Records:

— Begin —

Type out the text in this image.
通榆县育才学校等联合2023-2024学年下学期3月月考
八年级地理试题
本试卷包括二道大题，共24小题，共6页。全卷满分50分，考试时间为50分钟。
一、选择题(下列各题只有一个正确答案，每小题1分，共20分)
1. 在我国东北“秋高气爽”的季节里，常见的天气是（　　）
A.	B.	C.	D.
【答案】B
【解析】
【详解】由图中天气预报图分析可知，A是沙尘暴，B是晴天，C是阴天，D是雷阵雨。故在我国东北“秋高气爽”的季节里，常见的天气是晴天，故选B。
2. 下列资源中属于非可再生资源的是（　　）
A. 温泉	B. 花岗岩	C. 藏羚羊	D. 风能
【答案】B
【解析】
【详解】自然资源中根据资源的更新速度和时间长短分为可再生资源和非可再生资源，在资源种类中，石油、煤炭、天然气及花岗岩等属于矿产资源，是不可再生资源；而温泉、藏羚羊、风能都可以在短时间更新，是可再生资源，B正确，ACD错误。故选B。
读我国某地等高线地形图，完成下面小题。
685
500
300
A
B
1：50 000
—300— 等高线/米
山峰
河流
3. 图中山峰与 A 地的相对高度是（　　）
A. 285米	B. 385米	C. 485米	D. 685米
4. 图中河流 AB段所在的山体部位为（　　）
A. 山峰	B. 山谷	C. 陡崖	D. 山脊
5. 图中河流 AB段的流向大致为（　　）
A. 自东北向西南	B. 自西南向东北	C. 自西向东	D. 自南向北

— End —
— Begin —

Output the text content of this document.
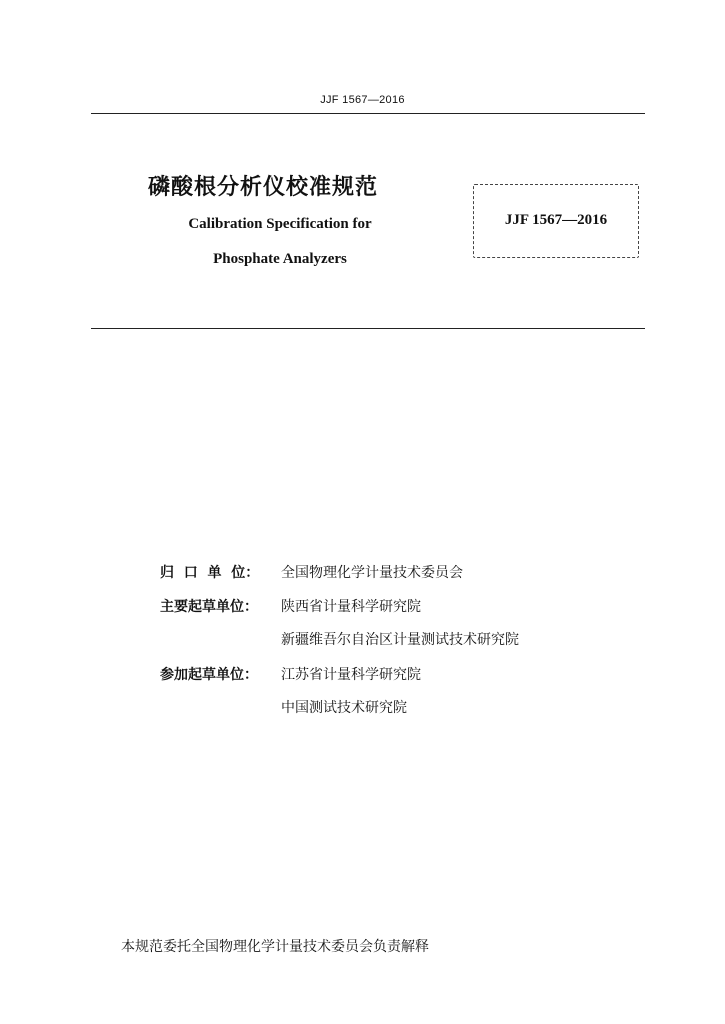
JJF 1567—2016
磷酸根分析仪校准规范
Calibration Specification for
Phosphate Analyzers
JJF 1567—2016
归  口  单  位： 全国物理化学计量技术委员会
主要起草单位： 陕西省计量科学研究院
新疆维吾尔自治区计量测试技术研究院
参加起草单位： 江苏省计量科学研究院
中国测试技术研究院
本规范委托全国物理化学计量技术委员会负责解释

— End —

Select every line in the material above where the string "的季节里" occurs, and copy it.

# [Task output]
1. 在我国东北“秋高气爽”的季节里，常见的天气是（　　）
【详解】由图中天气预报图分析可知，A是沙尘暴，B是晴天，C是阴天，D是雷阵雨。故在我国东北“秋高气爽”的季节里，常见的天气是晴天，故选B。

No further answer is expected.